Extracted records:
^^^^^^^^
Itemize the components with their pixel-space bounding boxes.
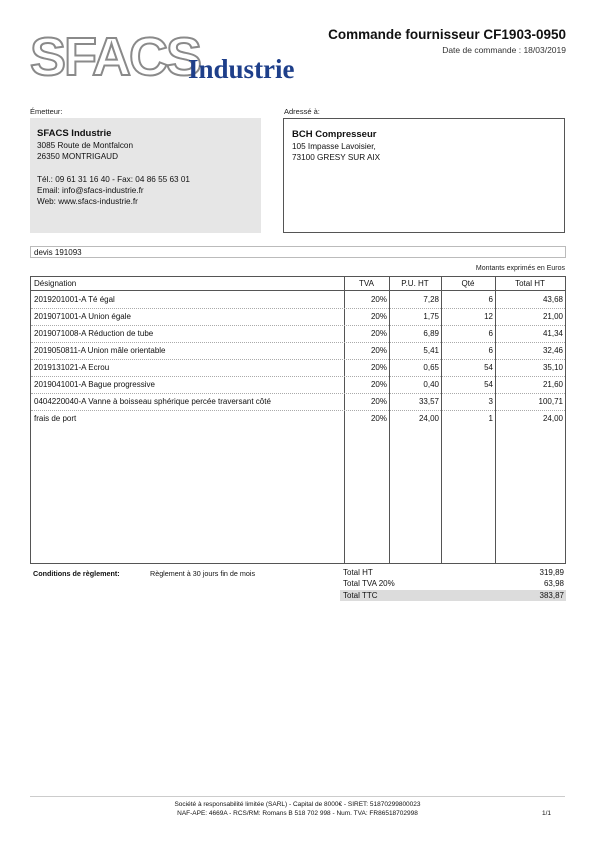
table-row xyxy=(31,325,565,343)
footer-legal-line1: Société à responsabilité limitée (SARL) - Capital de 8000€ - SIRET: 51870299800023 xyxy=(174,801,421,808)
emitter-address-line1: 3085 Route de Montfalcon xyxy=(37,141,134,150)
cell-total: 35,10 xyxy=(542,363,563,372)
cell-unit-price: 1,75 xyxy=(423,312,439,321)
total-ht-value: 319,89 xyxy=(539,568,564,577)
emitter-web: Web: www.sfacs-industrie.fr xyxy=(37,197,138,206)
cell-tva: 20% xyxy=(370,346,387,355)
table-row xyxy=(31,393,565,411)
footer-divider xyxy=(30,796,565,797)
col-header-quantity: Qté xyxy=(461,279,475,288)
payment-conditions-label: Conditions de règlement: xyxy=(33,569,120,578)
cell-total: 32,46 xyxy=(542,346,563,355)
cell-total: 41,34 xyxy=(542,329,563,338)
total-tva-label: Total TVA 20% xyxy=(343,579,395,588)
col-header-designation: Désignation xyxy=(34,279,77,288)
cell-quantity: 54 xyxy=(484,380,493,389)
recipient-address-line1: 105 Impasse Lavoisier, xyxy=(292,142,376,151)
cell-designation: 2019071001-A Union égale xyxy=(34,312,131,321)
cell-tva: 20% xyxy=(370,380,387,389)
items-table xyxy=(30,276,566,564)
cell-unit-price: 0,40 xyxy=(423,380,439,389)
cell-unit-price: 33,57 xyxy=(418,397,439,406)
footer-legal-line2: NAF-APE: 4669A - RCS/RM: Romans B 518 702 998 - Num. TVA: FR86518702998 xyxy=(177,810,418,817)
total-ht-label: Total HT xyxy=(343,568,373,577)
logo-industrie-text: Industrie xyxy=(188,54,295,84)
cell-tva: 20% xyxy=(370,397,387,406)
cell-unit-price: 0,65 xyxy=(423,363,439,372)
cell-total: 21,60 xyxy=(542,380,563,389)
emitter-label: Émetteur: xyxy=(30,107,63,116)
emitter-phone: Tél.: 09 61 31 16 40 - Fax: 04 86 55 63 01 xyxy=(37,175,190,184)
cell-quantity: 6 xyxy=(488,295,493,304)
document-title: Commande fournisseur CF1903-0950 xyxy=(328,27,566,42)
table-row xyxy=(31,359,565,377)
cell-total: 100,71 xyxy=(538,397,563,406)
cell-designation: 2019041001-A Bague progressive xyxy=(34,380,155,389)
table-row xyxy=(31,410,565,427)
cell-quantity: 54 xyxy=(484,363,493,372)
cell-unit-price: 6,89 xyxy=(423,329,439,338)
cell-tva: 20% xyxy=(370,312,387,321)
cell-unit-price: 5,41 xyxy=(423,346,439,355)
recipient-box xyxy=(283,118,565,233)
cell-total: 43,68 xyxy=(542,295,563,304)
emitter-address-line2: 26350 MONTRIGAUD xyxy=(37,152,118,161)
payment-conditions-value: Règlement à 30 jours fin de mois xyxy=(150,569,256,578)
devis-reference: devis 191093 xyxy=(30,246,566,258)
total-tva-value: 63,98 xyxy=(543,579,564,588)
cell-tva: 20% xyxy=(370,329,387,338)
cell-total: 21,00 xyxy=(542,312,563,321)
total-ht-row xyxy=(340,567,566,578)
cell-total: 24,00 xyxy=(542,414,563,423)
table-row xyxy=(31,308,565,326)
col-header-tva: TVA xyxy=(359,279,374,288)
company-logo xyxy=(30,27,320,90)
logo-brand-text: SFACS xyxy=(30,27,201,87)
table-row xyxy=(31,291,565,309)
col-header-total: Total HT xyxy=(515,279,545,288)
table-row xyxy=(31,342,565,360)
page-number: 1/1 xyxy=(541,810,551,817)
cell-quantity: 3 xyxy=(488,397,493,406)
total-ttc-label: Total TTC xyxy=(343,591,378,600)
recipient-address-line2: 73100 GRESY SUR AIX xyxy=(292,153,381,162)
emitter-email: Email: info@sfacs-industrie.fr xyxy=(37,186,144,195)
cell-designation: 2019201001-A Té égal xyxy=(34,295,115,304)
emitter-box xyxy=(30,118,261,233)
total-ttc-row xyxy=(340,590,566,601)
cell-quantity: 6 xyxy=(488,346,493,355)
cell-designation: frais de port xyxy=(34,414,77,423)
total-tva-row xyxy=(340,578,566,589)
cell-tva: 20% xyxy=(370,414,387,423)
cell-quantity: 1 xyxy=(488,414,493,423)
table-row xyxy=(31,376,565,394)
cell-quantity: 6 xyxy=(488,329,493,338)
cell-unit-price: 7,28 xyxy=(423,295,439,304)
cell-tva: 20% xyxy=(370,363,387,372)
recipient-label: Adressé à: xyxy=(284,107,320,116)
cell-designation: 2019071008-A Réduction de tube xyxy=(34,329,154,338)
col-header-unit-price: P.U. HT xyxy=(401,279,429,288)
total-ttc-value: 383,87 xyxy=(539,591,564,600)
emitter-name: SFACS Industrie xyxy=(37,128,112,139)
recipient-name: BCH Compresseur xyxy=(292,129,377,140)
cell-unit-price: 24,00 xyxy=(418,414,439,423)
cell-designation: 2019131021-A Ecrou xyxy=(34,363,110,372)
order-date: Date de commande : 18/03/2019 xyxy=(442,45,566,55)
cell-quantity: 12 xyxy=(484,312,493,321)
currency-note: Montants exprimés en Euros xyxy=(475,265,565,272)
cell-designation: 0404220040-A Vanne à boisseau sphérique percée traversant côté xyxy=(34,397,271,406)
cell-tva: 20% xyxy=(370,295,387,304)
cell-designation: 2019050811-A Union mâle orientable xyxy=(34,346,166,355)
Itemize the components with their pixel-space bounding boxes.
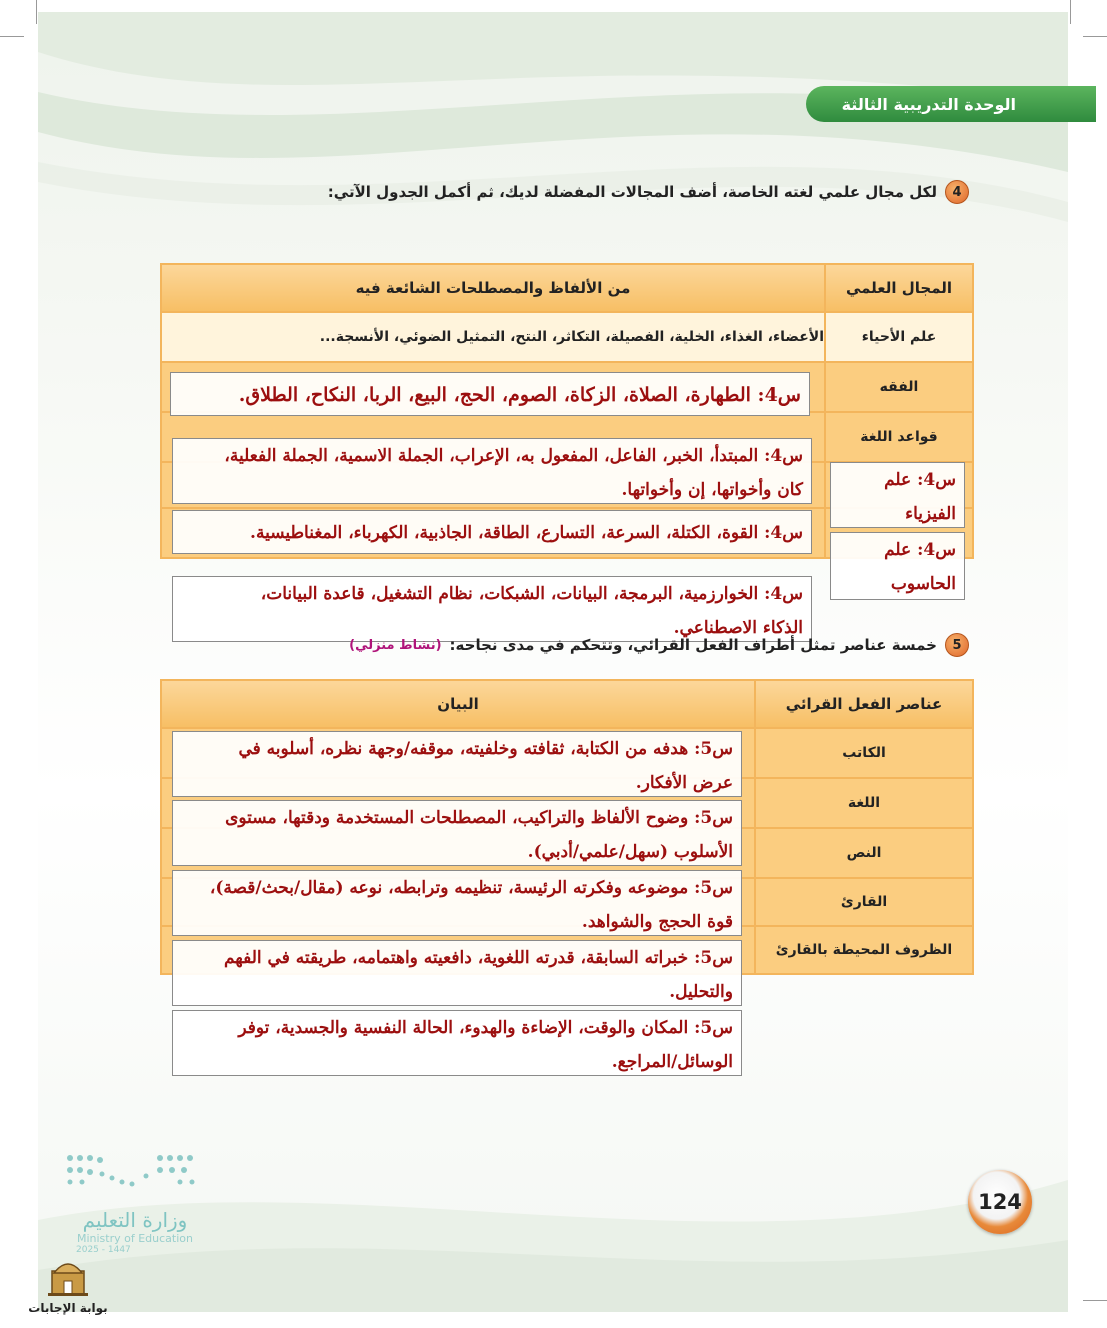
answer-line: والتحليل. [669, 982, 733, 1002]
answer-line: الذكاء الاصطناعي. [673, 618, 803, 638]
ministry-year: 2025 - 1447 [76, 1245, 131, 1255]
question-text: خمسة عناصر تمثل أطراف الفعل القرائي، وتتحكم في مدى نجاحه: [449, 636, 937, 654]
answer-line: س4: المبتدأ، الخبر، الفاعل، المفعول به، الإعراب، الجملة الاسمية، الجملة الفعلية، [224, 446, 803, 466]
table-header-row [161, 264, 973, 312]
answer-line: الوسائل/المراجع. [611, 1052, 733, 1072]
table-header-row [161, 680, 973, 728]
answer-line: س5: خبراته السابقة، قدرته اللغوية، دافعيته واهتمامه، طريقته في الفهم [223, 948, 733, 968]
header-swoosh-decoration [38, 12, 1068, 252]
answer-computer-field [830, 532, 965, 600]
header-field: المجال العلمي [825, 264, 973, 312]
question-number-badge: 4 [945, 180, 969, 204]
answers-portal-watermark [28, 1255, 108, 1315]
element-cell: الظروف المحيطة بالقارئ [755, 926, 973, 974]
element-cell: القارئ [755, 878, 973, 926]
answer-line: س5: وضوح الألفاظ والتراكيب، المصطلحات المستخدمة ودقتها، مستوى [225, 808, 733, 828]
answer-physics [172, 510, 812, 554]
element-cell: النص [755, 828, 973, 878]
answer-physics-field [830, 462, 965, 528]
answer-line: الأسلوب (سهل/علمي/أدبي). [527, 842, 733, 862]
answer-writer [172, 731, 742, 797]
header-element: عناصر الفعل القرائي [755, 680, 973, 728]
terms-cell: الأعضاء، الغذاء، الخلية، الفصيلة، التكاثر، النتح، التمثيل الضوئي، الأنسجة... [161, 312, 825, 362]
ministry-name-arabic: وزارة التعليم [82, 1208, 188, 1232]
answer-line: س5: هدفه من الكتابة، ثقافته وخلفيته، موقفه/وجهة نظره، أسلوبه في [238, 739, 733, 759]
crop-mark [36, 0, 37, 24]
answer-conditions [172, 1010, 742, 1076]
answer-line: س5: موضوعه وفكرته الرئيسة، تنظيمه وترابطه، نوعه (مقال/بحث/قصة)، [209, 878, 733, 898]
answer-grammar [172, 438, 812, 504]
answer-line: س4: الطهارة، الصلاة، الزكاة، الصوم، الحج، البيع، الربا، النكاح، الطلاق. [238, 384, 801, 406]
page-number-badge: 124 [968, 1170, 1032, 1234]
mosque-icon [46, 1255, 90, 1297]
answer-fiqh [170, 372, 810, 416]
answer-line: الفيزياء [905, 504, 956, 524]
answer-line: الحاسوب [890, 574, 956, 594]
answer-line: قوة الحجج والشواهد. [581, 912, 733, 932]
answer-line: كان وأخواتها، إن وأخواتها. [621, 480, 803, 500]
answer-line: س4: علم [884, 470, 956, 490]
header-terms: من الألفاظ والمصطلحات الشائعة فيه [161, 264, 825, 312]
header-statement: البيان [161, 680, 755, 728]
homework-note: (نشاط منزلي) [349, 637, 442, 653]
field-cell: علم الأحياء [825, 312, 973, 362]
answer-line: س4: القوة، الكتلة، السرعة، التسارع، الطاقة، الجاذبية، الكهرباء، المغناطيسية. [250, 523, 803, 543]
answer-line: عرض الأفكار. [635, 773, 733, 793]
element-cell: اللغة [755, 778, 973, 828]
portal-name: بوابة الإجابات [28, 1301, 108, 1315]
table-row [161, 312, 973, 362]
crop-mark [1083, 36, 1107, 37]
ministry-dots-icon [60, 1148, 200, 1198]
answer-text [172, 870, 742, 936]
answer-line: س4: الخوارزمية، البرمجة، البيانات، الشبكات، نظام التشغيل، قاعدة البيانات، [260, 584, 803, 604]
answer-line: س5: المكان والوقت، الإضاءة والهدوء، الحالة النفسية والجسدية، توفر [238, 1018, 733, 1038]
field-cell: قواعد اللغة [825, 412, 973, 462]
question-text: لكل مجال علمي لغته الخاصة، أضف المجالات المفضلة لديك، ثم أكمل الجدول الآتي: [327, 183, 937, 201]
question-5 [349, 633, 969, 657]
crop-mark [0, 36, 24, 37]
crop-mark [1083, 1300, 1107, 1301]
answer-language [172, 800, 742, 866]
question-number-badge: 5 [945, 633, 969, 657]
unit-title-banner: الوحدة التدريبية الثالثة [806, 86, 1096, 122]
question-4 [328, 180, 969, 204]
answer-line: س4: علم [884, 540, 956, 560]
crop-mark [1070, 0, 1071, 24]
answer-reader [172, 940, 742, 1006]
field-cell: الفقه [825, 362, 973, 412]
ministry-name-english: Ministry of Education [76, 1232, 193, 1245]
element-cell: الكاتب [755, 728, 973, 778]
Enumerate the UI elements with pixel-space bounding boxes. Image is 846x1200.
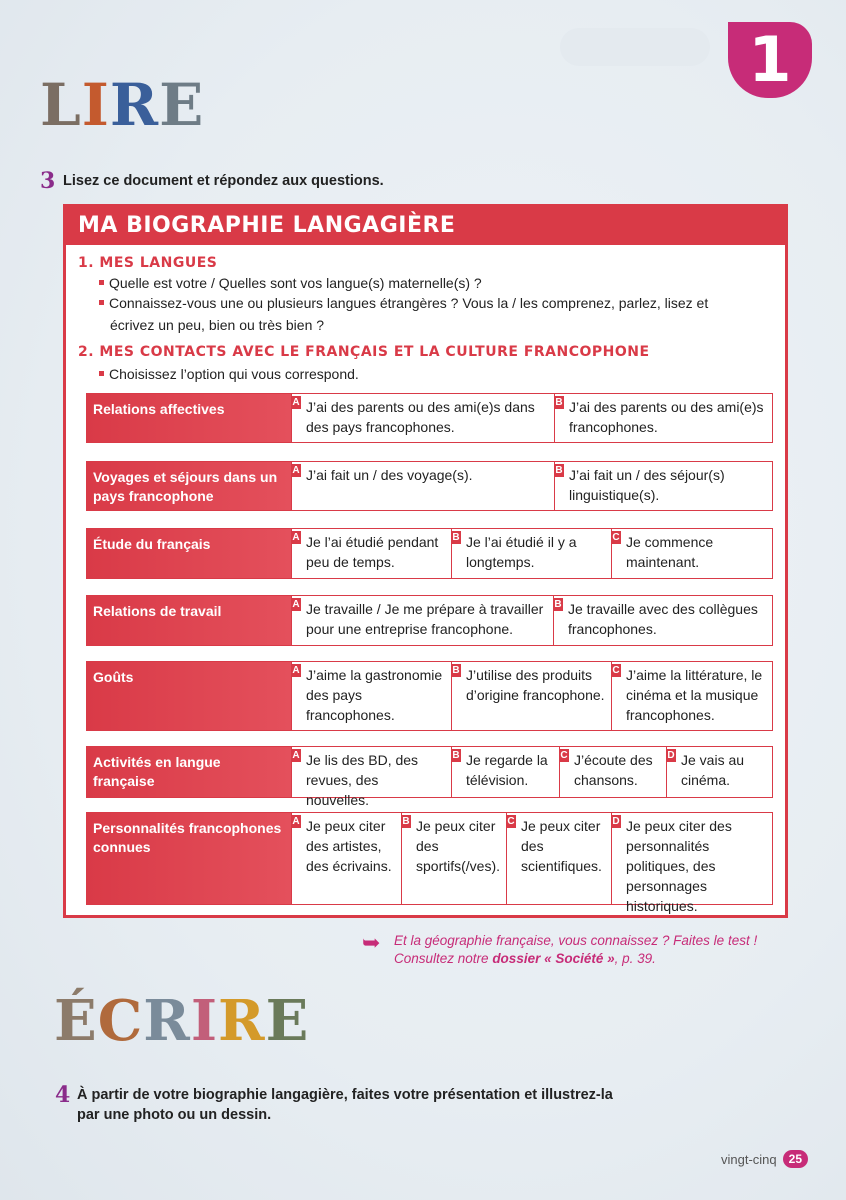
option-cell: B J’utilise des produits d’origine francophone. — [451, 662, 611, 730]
^^^^^^^^
◆ **What you should do**
Duplicate the lines between the one holding "table-row xyxy=(31,325,565,343)" and the one holding "cell-unit-price: 0,40 xyxy=(423,380,439,389)", inclusive.

◆ **Full response**
table-row xyxy=(31,325,565,343)
footer-legal-line1: Société à responsabilité limitée (SARL) - Capital de 8000€ - SIRET: 51870299800023 xyxy=(174,801,421,808)
emitter-address-line1: 3085 Route de Montfalcon xyxy=(37,141,134,150)
cell-total: 35,10 xyxy=(542,363,563,372)
cell-unit-price: 1,75 xyxy=(423,312,439,321)
total-ht-value: 319,89 xyxy=(539,568,564,577)
emitter-web: Web: www.sfacs-industrie.fr xyxy=(37,197,138,206)
cell-tva: 20% xyxy=(370,346,387,355)
table-row xyxy=(31,393,565,411)
footer-divider xyxy=(30,796,565,797)
col-header-quantity: Qté xyxy=(461,279,475,288)
payment-conditions-label: Conditions de règlement: xyxy=(33,569,120,578)
cell-total: 32,46 xyxy=(542,346,563,355)
cell-total: 41,34 xyxy=(542,329,563,338)
total-tva-label: Total TVA 20% xyxy=(343,579,395,588)
col-header-designation: Désignation xyxy=(34,279,77,288)
cell-quantity: 54 xyxy=(484,380,493,389)
recipient-address-line1: 105 Impasse Lavoisier, xyxy=(292,142,376,151)
cell-designation: 2019071001-A Union égale xyxy=(34,312,131,321)
cell-tva: 20% xyxy=(370,380,387,389)
items-table xyxy=(30,276,566,564)
cell-unit-price: 0,40 xyxy=(423,380,439,389)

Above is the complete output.